Extract provided »
[BEGIN]
Secretary Duffy, you have no case.
That was the gist of a memo Department of Justice lawyers sent to the Department of Transportation regarding its attempt to shut down New York City’s congestion pricing program. The letter was uploaded mistakenly on Wednesday into the court record for the Metropolitan Transportation Authority’s lawsuit challenging Duffy’s actions. Oops.
The memo says “there is considerable litigation risk” in defending the letter Secretary of Transportation Sean Duffy sent on February 19, ordering the termination of New York’s program. “It is very unlikely that Judge Liman or further courts of review will uphold the Secretary’s decision on the legal grounds articulated in the letter.” The memo goes on, however, to advise the DOT of another argument it could make that may be more successful.
The Department of Transportation has since replaced the trio of DOJ lawyers that authored the memo, The New York Times reports, and plans to transfer the case to the civil division of the Justice Department in Washington. “Are S.D.N.Y. lawyers on this case incompetent or was this their attempt to RESIST?” an agency spokeswoman told the Times in a statement.
[END]
Material shown »
[BEGIN]
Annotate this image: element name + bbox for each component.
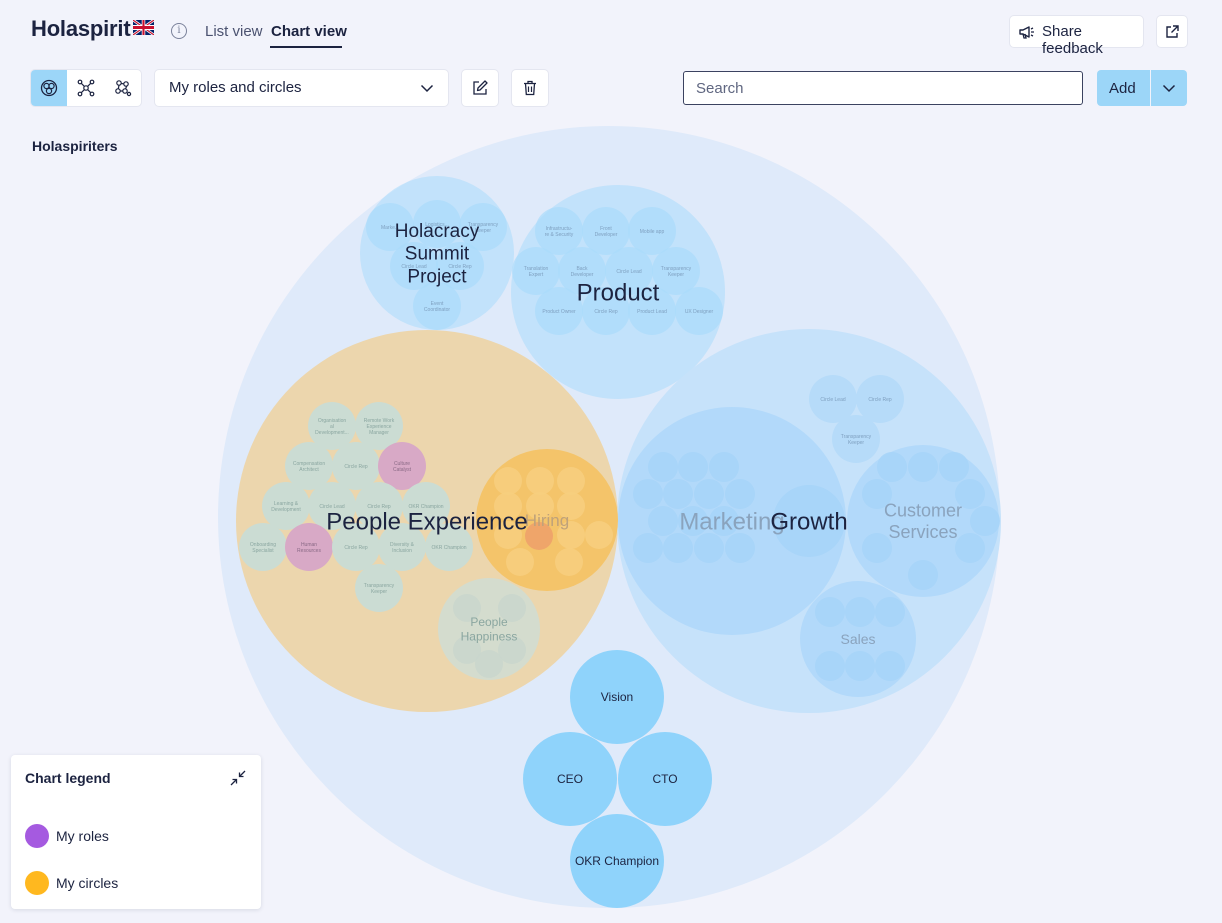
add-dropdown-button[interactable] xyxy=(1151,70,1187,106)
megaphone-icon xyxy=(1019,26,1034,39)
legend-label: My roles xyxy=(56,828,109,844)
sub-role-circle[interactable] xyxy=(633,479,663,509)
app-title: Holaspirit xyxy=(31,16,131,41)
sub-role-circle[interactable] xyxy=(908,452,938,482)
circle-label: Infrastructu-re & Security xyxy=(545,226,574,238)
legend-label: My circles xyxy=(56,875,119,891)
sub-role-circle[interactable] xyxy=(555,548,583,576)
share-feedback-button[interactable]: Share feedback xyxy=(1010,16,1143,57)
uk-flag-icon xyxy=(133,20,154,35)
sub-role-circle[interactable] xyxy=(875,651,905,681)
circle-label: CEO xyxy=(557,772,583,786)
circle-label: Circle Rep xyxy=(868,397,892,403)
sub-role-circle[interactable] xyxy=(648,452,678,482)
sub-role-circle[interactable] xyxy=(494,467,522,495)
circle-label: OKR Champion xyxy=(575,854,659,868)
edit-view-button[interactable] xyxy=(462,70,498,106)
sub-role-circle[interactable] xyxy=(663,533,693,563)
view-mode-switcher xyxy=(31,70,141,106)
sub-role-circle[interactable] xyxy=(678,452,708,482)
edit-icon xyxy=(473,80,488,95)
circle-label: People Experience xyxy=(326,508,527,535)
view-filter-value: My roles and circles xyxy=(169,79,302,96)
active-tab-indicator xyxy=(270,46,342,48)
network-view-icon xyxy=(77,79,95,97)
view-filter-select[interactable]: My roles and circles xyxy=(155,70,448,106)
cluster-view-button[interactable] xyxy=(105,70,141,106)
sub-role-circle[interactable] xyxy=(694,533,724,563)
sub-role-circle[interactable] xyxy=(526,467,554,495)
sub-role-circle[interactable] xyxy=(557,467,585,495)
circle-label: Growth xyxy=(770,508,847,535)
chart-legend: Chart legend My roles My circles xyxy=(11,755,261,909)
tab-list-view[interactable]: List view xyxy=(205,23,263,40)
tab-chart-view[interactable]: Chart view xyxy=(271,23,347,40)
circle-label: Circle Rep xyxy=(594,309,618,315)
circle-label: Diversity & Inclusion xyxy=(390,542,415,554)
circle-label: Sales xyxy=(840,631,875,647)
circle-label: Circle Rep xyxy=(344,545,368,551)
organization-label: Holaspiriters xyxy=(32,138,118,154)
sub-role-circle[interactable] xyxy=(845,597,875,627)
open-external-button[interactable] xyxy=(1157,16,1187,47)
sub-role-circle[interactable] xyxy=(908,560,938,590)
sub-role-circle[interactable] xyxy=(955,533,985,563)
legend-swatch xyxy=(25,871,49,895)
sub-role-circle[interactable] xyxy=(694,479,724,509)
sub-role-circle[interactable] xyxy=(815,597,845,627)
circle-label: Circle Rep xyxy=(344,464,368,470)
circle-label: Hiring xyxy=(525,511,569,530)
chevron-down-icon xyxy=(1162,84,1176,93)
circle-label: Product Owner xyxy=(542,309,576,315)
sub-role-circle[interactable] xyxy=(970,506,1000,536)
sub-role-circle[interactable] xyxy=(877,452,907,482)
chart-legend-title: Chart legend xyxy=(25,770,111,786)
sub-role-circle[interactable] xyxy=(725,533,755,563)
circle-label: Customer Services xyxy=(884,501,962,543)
[END]
What needs to be done »
Could you carry on the article about the misfiled congestion pricing memo from the point where it stops? You can skip the lines; they aren't needed.

Exercise response »
Dated April 11, the memo was sent to the DOT after Duffy publicly affirmed the department’s demand that New York end the program by April 20, but before the secretary upped the ante of his threats to New York as the deadline passed, announcing Monday that he would put a moratorium on any new federal approvals for transit projects in Manhattan until the state shut down the tolling program.
Duffy had given two reasons that New York’s congestion pricing program, which charges drivers $9 to enter Manhattan’s central business district, violated federal statute. First, he argued that Congress only authorized tolling programs on roads where drivers have the option to take an alternative, free route. Second, he said the state had designed the program to be a revenue raiser for the MTA, New York’s state-run transit agency, rather than a true effort to reduce congestion, and therefore the toll was not set appropriately.
But the Federal Highway Administration had spent years assessing New York’s program before approving it. “Other than the Secretary’s decision itself, there is no other material supporting or explaining the DOT’s change of position,” the DOJ memo says. There’s nothing in statute that disallows a two-fold goal of raising revenue and reducing traffic. Moreover, the lawyers note, the Supreme Court’s decision last year to overturn a decades-long precedent that gave agencies broad authority to interpret their statutory mandates, will hurt Duffy’s case. They also point out that Judge Liman, the district court judge who is presiding over the case, had previously ruled that the Value Pricing Pilot Program, the federal statute under which congestion pricing was approved, was designed to support these kinds of programs.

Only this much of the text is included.